→ **Written task**:
In the records below, count every line containing "reminder". Reply with the number only.

→ **Dataset**:
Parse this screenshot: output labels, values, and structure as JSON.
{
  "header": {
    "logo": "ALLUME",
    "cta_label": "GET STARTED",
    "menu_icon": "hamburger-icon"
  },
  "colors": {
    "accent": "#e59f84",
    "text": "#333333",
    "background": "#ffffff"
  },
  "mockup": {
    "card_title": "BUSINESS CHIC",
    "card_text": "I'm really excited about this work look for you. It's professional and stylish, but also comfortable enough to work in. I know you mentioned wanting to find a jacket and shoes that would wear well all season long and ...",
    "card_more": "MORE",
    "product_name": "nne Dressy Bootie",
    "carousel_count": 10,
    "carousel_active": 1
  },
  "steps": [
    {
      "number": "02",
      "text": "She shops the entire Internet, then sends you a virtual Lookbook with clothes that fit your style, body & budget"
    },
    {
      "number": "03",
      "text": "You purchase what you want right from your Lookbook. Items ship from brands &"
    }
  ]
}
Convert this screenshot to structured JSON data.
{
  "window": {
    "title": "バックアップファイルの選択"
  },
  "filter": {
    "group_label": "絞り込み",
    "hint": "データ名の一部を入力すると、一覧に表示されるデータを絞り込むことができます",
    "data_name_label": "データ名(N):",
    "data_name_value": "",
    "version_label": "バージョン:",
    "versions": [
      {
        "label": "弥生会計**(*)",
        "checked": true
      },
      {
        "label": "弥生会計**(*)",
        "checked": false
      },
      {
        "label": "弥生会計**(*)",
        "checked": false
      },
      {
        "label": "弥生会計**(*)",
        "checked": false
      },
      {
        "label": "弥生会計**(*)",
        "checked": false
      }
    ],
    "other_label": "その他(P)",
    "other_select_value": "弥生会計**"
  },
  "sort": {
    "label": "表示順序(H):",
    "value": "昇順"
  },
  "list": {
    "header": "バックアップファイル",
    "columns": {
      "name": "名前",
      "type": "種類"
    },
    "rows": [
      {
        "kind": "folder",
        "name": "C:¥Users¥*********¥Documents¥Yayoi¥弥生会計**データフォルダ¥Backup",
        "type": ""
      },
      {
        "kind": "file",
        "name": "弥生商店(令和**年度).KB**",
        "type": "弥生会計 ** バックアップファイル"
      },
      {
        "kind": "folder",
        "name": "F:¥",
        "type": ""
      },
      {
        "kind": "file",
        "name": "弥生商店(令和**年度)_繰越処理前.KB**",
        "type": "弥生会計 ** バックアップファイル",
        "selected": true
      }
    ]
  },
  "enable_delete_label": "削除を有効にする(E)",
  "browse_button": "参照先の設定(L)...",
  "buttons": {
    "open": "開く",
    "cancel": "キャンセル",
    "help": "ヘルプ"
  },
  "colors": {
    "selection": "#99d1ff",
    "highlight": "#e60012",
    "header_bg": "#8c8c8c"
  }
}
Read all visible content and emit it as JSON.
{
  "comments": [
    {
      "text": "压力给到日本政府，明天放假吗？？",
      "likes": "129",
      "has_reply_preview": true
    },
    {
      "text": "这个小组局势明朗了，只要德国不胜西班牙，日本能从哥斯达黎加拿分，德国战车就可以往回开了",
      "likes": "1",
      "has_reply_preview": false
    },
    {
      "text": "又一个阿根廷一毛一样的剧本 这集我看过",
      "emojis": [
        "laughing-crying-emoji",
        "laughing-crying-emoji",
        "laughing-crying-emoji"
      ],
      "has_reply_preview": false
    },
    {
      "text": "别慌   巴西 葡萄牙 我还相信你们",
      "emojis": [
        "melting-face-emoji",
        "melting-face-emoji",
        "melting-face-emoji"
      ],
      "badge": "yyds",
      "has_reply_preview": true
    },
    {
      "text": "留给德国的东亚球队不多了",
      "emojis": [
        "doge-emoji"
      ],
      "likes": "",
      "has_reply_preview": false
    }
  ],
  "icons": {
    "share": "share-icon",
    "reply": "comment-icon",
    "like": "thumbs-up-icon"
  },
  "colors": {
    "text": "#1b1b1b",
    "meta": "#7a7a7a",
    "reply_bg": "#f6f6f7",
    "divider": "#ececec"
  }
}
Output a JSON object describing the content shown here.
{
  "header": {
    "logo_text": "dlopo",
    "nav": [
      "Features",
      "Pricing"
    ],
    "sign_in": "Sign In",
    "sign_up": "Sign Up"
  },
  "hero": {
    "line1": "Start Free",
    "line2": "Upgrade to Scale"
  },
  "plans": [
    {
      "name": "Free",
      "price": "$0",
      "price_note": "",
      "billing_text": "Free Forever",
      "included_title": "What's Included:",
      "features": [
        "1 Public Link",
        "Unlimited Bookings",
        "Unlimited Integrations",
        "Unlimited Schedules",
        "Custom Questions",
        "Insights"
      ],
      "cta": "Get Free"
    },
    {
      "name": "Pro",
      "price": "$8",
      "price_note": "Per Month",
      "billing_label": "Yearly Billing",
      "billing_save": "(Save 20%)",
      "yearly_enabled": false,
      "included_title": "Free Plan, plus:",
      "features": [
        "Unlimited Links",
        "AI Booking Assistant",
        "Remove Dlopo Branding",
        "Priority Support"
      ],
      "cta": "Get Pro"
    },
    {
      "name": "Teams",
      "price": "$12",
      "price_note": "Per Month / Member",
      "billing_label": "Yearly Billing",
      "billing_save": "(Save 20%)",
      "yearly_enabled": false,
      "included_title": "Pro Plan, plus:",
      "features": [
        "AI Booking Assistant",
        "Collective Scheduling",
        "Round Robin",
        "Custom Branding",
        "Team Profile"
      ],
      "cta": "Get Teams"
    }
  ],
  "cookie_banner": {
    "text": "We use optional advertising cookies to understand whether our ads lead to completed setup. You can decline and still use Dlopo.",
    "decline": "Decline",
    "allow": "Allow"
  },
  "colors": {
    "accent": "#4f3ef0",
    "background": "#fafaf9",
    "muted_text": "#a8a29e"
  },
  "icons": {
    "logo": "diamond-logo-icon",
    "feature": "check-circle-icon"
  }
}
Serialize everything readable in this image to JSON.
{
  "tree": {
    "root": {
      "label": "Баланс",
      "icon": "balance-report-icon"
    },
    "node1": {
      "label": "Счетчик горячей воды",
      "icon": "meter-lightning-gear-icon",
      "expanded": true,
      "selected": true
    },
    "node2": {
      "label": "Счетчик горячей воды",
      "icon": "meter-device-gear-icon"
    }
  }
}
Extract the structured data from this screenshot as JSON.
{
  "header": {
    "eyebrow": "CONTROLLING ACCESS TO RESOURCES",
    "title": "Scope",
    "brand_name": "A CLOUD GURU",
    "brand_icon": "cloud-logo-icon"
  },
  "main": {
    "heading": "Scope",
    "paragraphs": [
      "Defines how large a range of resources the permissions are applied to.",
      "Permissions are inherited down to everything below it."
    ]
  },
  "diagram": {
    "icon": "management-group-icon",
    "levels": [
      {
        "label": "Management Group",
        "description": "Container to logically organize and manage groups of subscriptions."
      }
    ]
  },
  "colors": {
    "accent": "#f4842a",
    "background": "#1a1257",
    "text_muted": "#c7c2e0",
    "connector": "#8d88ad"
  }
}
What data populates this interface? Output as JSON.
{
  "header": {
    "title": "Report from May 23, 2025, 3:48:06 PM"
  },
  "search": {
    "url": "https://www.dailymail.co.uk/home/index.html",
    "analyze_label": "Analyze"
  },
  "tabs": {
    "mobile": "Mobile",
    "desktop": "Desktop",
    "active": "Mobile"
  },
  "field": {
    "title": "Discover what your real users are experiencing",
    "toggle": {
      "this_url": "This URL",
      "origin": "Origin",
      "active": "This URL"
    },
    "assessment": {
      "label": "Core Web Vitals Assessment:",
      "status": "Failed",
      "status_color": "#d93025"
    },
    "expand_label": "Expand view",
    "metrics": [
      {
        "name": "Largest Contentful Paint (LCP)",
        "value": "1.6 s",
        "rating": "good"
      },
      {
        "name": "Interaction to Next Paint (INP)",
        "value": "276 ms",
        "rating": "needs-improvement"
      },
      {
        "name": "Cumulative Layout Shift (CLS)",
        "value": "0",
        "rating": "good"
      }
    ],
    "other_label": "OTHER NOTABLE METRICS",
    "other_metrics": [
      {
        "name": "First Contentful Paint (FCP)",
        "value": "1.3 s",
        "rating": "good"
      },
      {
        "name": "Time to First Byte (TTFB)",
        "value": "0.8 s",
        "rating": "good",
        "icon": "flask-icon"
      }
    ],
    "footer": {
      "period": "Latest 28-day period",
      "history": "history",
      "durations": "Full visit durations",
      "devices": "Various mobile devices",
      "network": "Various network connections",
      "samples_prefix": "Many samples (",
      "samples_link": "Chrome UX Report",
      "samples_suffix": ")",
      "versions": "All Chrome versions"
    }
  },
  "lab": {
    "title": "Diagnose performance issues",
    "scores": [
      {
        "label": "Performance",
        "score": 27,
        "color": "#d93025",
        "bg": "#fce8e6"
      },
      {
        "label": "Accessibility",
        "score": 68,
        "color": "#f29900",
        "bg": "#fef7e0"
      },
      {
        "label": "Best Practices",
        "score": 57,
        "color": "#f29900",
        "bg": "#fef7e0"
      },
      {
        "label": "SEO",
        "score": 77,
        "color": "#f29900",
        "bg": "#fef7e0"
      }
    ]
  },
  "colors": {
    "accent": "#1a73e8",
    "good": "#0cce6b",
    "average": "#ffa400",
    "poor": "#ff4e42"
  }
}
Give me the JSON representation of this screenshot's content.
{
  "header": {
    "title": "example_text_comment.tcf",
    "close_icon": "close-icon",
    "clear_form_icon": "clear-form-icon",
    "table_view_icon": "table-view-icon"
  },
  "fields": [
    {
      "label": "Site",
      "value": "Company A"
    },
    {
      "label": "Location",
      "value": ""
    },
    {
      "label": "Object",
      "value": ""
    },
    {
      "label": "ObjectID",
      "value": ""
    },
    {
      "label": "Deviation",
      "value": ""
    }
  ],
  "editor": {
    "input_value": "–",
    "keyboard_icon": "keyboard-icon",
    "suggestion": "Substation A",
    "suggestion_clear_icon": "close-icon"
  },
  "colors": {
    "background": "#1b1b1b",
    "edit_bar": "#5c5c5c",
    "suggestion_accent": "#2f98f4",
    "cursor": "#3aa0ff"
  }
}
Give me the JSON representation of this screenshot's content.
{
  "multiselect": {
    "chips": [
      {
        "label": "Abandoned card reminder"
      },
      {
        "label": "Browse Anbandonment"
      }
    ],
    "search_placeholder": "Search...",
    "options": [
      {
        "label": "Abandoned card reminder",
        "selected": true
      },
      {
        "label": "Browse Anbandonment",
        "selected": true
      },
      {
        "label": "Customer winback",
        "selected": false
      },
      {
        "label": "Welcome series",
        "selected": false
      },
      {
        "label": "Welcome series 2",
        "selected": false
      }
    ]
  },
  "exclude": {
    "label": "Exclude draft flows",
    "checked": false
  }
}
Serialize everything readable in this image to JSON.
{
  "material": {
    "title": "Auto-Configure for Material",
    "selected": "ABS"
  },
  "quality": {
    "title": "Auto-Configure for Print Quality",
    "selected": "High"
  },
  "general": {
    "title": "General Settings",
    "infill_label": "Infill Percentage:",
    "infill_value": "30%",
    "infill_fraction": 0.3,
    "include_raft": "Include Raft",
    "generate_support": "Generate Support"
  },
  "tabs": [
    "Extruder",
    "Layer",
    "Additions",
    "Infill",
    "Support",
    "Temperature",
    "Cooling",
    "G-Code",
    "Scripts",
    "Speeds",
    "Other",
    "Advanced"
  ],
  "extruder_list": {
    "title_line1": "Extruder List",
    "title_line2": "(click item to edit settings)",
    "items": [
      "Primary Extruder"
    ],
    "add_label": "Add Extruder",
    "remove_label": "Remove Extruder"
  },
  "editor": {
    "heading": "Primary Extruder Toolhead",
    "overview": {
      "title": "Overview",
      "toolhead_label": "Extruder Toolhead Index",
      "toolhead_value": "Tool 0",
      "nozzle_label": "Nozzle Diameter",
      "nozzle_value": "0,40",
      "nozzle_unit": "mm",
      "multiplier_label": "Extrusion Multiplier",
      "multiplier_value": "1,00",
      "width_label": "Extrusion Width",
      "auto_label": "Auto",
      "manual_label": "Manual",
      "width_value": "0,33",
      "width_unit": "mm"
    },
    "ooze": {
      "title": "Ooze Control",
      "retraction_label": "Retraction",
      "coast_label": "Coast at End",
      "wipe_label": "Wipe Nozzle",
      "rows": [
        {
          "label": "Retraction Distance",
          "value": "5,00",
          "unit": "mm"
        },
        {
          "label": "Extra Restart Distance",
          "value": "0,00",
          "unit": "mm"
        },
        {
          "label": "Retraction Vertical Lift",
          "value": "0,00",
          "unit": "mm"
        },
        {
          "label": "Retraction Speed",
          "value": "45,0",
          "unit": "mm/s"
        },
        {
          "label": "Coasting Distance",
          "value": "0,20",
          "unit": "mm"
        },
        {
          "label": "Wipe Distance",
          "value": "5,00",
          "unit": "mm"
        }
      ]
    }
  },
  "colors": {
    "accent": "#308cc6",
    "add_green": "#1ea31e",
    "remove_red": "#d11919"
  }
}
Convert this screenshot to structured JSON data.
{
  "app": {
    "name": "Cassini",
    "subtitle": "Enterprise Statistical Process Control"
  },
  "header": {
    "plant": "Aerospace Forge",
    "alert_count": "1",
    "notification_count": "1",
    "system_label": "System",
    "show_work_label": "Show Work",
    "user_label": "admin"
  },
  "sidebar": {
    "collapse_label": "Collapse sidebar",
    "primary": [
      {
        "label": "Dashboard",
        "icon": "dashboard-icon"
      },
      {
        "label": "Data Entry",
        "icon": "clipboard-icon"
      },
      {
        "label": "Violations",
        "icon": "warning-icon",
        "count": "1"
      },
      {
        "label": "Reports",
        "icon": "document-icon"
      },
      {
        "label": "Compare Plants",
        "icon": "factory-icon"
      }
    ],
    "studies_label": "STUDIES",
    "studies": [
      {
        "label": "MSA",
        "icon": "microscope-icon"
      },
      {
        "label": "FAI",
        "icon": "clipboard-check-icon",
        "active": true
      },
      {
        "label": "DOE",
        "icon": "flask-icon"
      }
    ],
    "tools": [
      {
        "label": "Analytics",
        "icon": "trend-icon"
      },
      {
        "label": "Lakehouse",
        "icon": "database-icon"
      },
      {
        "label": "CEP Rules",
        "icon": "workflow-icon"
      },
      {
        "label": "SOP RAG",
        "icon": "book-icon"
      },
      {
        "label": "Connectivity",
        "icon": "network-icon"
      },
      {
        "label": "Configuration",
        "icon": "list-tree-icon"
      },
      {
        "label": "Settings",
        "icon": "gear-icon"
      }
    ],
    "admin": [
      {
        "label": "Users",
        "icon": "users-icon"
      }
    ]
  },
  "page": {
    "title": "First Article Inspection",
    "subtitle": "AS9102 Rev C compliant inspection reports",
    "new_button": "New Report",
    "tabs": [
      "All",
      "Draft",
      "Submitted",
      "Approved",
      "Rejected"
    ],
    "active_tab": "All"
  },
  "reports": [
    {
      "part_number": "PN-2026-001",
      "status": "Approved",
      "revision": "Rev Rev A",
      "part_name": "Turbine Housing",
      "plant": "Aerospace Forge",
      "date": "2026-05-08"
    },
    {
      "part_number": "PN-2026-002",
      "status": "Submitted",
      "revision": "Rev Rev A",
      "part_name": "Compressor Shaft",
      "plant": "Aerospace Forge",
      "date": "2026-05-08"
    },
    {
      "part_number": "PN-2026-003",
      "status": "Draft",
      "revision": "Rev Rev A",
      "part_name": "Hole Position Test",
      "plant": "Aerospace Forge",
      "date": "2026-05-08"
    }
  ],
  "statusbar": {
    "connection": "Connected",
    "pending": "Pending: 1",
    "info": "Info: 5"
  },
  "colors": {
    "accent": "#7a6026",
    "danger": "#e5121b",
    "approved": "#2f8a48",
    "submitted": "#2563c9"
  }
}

→ **Solution to this problem**:
2